# START OF SOURCE DATA

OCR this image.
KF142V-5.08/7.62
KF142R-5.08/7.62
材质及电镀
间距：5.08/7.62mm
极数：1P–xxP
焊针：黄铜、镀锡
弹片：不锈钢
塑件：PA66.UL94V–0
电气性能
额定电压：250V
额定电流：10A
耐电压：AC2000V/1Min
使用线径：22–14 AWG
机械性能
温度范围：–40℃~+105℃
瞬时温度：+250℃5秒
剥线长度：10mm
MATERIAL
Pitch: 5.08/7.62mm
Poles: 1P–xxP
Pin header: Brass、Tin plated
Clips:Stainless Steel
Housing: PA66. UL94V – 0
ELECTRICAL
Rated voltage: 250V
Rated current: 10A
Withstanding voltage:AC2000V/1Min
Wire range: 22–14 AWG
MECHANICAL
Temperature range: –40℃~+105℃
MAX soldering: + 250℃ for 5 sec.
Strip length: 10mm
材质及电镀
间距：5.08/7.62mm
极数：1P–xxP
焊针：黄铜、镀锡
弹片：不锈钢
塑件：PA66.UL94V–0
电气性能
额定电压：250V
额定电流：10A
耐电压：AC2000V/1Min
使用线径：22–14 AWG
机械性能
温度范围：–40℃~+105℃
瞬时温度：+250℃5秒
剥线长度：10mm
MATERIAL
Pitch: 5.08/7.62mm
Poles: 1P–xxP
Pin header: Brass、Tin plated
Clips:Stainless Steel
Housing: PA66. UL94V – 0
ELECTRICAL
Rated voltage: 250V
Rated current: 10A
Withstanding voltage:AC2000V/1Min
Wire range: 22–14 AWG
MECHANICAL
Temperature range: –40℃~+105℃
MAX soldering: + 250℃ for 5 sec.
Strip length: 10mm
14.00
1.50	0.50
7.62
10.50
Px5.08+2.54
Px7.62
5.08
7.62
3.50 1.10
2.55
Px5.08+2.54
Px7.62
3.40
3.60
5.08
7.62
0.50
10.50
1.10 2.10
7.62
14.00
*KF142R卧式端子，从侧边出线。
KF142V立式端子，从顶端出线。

# END OF SOURCE DATA

(WHAT IS EXPECTED):
Provide an exact reproduction of all the entries shown above.

(THE ANSWER):
OCR this image.
KF142V-5.08/7.62
KF142R-5.08/7.62
材质及电镀
间距：5.08/7.62mm
极数：1P–xxP
焊针：黄铜、镀锡
弹片：不锈钢
塑件：PA66.UL94V–0
电气性能
额定电压：250V
额定电流：10A
耐电压：AC2000V/1Min
使用线径：22–14 AWG
机械性能
温度范围：–40℃~+105℃
瞬时温度：+250℃5秒
剥线长度：10mm
MATERIAL
Pitch: 5.08/7.62mm
Poles: 1P–xxP
Pin header: Brass、Tin plated
Clips:Stainless Steel
Housing: PA66. UL94V – 0
ELECTRICAL
Rated voltage: 250V
Rated current: 10A
Withstanding voltage:AC2000V/1Min
Wire range: 22–14 AWG
MECHANICAL
Temperature range: –40℃~+105℃
MAX soldering: + 250℃ for 5 sec.
Strip length: 10mm
材质及电镀
间距：5.08/7.62mm
极数：1P–xxP
焊针：黄铜、镀锡
弹片：不锈钢
塑件：PA66.UL94V–0
电气性能
额定电压：250V
额定电流：10A
耐电压：AC2000V/1Min
使用线径：22–14 AWG
机械性能
温度范围：–40℃~+105℃
瞬时温度：+250℃5秒
剥线长度：10mm
MATERIAL
Pitch: 5.08/7.62mm
Poles: 1P–xxP
Pin header: Brass、Tin plated
Clips:Stainless Steel
Housing: PA66. UL94V – 0
ELECTRICAL
Rated voltage: 250V
Rated current: 10A
Withstanding voltage:AC2000V/1Min
Wire range: 22–14 AWG
MECHANICAL
Temperature range: –40℃~+105℃
MAX soldering: + 250℃ for 5 sec.
Strip length: 10mm
14.00
1.50	0.50
7.62
10.50
Px5.08+2.54
Px7.62
5.08
7.62
3.50 1.10
2.55
Px5.08+2.54
Px7.62
3.40
3.60
5.08
7.62
0.50
10.50
1.10 2.10
7.62
14.00
*KF142R卧式端子，从侧边出线。
KF142V立式端子，从顶端出线。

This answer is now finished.